Records provided =>
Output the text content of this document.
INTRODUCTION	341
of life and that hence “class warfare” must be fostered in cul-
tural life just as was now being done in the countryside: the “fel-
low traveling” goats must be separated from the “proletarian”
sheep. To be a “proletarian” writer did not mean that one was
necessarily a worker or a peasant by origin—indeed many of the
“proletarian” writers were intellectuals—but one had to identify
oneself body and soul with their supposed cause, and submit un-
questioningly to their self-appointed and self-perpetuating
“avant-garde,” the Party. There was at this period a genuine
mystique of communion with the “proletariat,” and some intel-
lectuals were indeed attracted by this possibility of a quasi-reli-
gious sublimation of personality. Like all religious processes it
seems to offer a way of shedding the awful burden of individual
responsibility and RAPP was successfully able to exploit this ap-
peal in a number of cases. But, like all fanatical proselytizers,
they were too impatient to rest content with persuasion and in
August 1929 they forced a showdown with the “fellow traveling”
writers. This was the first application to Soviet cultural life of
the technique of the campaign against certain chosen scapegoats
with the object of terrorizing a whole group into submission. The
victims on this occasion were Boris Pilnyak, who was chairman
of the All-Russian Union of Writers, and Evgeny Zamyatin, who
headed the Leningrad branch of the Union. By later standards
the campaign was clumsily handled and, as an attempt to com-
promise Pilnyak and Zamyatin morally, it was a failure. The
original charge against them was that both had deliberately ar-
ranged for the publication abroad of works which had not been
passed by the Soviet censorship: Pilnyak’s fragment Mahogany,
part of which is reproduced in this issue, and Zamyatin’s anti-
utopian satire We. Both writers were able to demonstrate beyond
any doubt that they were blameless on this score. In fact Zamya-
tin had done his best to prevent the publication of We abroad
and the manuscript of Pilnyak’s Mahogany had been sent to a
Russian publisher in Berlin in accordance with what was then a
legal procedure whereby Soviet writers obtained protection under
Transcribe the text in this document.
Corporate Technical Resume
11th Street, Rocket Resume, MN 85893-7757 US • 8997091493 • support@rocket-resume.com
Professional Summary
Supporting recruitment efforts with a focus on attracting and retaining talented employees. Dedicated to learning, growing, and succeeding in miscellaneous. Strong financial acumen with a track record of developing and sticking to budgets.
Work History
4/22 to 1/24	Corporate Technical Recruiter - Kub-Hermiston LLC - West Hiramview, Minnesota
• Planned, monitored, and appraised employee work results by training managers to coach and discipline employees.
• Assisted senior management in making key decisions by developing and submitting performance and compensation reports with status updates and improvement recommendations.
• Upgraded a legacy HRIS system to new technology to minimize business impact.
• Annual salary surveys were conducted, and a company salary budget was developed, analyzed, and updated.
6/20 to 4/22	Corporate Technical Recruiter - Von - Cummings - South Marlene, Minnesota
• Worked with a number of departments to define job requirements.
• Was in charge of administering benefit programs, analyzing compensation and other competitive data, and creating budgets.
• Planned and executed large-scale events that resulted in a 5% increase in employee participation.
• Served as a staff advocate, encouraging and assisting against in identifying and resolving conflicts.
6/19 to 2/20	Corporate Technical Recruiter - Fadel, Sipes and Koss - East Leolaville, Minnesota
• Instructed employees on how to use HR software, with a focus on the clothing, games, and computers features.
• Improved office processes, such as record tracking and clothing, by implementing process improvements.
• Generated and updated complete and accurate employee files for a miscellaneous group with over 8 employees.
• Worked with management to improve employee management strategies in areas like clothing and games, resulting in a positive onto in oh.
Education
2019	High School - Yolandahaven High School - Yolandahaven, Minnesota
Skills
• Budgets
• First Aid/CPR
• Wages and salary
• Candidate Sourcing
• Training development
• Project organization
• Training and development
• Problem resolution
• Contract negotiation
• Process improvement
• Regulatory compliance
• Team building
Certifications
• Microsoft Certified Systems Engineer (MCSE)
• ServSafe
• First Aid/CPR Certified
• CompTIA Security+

Job => Print again each line of the listing above, exactly as it appears.

Response =>
Output the text content of this document.
INTRODUCTION	341
of life and that hence “class warfare” must be fostered in cul-
tural life just as was now being done in the countryside: the “fel-
low traveling” goats must be separated from the “proletarian”
sheep. To be a “proletarian” writer did not mean that one was
necessarily a worker or a peasant by origin—indeed many of the
“proletarian” writers were intellectuals—but one had to identify
oneself body and soul with their supposed cause, and submit un-
questioningly to their self-appointed and self-perpetuating
“avant-garde,” the Party. There was at this period a genuine
mystique of communion with the “proletariat,” and some intel-
lectuals were indeed attracted by this possibility of a quasi-reli-
gious sublimation of personality. Like all religious processes it
seems to offer a way of shedding the awful burden of individual
responsibility and RAPP was successfully able to exploit this ap-
peal in a number of cases. But, like all fanatical proselytizers,
they were too impatient to rest content with persuasion and in
August 1929 they forced a showdown with the “fellow traveling”
writers. This was the first application to Soviet cultural life of
the technique of the campaign against certain chosen scapegoats
with the object of terrorizing a whole group into submission. The
victims on this occasion were Boris Pilnyak, who was chairman
of the All-Russian Union of Writers, and Evgeny Zamyatin, who
headed the Leningrad branch of the Union. By later standards
the campaign was clumsily handled and, as an attempt to com-
promise Pilnyak and Zamyatin morally, it was a failure. The
original charge against them was that both had deliberately ar-
ranged for the publication abroad of works which had not been
passed by the Soviet censorship: Pilnyak’s fragment Mahogany,
part of which is reproduced in this issue, and Zamyatin’s anti-
utopian satire We. Both writers were able to demonstrate beyond
any doubt that they were blameless on this score. In fact Zamya-
tin had done his best to prevent the publication of We abroad
and the manuscript of Pilnyak’s Mahogany had been sent to a
Russian publisher in Berlin in accordance with what was then a
legal procedure whereby Soviet writers obtained protection under
Transcribe the text in this document.
Corporate Technical Resume
11th Street, Rocket Resume, MN 85893-7757 US • 8997091493 • support@rocket-resume.com
Professional Summary
Supporting recruitment efforts with a focus on attracting and retaining talented employees. Dedicated to learning, growing, and succeeding in miscellaneous. Strong financial acumen with a track record of developing and sticking to budgets.
Work History
4/22 to 1/24	Corporate Technical Recruiter - Kub-Hermiston LLC - West Hiramview, Minnesota
• Planned, monitored, and appraised employee work results by training managers to coach and discipline employees.
• Assisted senior management in making key decisions by developing and submitting performance and compensation reports with status updates and improvement recommendations.
• Upgraded a legacy HRIS system to new technology to minimize business impact.
• Annual salary surveys were conducted, and a company salary budget was developed, analyzed, and updated.
6/20 to 4/22	Corporate Technical Recruiter - Von - Cummings - South Marlene, Minnesota
• Worked with a number of departments to define job requirements.
• Was in charge of administering benefit programs, analyzing compensation and other competitive data, and creating budgets.
• Planned and executed large-scale events that resulted in a 5% increase in employee participation.
• Served as a staff advocate, encouraging and assisting against in identifying and resolving conflicts.
6/19 to 2/20	Corporate Technical Recruiter - Fadel, Sipes and Koss - East Leolaville, Minnesota
• Instructed employees on how to use HR software, with a focus on the clothing, games, and computers features.
• Improved office processes, such as record tracking and clothing, by implementing process improvements.
• Generated and updated complete and accurate employee files for a miscellaneous group with over 8 employees.
• Worked with management to improve employee management strategies in areas like clothing and games, resulting in a positive onto in oh.
Education
2019	High School - Yolandahaven High School - Yolandahaven, Minnesota
Skills
• Budgets
• First Aid/CPR
• Wages and salary
• Candidate Sourcing
• Training development
• Project organization
• Training and development
• Problem resolution
• Contract negotiation
• Process improvement
• Regulatory compliance
• Team building
Certifications
• Microsoft Certified Systems Engineer (MCSE)
• ServSafe
• First Aid/CPR Certified
• CompTIA Security+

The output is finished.